## YOUR TASK
Repeat each record below exactly as given.

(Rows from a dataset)
----

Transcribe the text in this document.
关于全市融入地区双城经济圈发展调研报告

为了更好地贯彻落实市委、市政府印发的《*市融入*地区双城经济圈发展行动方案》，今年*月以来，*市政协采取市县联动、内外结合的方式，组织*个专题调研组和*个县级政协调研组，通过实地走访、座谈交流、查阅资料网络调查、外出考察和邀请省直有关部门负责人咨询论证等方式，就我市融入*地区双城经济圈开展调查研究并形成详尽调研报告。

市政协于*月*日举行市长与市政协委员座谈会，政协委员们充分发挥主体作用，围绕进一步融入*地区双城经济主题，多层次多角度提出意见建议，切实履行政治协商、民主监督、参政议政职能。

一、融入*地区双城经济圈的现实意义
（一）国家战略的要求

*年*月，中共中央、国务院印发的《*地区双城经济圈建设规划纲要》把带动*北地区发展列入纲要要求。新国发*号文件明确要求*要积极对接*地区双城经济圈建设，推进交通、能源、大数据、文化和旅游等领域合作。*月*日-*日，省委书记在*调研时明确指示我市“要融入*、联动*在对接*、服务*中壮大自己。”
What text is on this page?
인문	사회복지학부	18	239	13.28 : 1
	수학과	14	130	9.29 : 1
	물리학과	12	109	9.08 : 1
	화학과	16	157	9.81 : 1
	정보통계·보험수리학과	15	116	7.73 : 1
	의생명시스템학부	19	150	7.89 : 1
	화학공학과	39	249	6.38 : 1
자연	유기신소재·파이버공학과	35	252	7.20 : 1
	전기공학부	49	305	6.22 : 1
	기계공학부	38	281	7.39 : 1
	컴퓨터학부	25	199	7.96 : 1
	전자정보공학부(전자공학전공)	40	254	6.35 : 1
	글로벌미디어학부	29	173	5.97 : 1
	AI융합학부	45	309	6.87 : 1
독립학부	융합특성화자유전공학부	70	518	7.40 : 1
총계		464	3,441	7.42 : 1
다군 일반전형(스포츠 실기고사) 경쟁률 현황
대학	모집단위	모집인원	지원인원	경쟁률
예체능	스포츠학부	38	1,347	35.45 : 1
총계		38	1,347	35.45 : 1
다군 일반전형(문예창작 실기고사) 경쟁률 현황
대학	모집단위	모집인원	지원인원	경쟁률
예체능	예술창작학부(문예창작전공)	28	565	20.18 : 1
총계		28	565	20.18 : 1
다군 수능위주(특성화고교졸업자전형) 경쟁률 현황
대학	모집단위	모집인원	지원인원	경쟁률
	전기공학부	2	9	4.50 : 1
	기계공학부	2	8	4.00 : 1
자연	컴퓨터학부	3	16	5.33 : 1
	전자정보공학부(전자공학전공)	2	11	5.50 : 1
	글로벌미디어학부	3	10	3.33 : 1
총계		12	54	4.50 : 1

----

## SOLUTION FOR THIS EXERCISE
Transcribe the text in this document.
关于全市融入地区双城经济圈发展调研报告

为了更好地贯彻落实市委、市政府印发的《*市融入*地区双城经济圈发展行动方案》，今年*月以来，*市政协采取市县联动、内外结合的方式，组织*个专题调研组和*个县级政协调研组，通过实地走访、座谈交流、查阅资料网络调查、外出考察和邀请省直有关部门负责人咨询论证等方式，就我市融入*地区双城经济圈开展调查研究并形成详尽调研报告。

市政协于*月*日举行市长与市政协委员座谈会，政协委员们充分发挥主体作用，围绕进一步融入*地区双城经济主题，多层次多角度提出意见建议，切实履行政治协商、民主监督、参政议政职能。

一、融入*地区双城经济圈的现实意义
（一）国家战略的要求

*年*月，中共中央、国务院印发的《*地区双城经济圈建设规划纲要》把带动*北地区发展列入纲要要求。新国发*号文件明确要求*要积极对接*地区双城经济圈建设，推进交通、能源、大数据、文化和旅游等领域合作。*月*日-*日，省委书记在*调研时明确指示我市“要融入*、联动*在对接*、服务*中壮大自己。”
What text is on this page?
인문	사회복지학부	18	239	13.28 : 1
	수학과	14	130	9.29 : 1
	물리학과	12	109	9.08 : 1
	화학과	16	157	9.81 : 1
	정보통계·보험수리학과	15	116	7.73 : 1
	의생명시스템학부	19	150	7.89 : 1
	화학공학과	39	249	6.38 : 1
자연	유기신소재·파이버공학과	35	252	7.20 : 1
	전기공학부	49	305	6.22 : 1
	기계공학부	38	281	7.39 : 1
	컴퓨터학부	25	199	7.96 : 1
	전자정보공학부(전자공학전공)	40	254	6.35 : 1
	글로벌미디어학부	29	173	5.97 : 1
	AI융합학부	45	309	6.87 : 1
독립학부	융합특성화자유전공학부	70	518	7.40 : 1
총계		464	3,441	7.42 : 1
다군 일반전형(스포츠 실기고사) 경쟁률 현황
대학	모집단위	모집인원	지원인원	경쟁률
예체능	스포츠학부	38	1,347	35.45 : 1
총계		38	1,347	35.45 : 1
다군 일반전형(문예창작 실기고사) 경쟁률 현황
대학	모집단위	모집인원	지원인원	경쟁률
예체능	예술창작학부(문예창작전공)	28	565	20.18 : 1
총계		28	565	20.18 : 1
다군 수능위주(특성화고교졸업자전형) 경쟁률 현황
대학	모집단위	모집인원	지원인원	경쟁률
	전기공학부	2	9	4.50 : 1
	기계공학부	2	8	4.00 : 1
자연	컴퓨터학부	3	16	5.33 : 1
	전자정보공학부(전자공학전공)	2	11	5.50 : 1
	글로벌미디어학부	3	10	3.33 : 1
총계		12	54	4.50 : 1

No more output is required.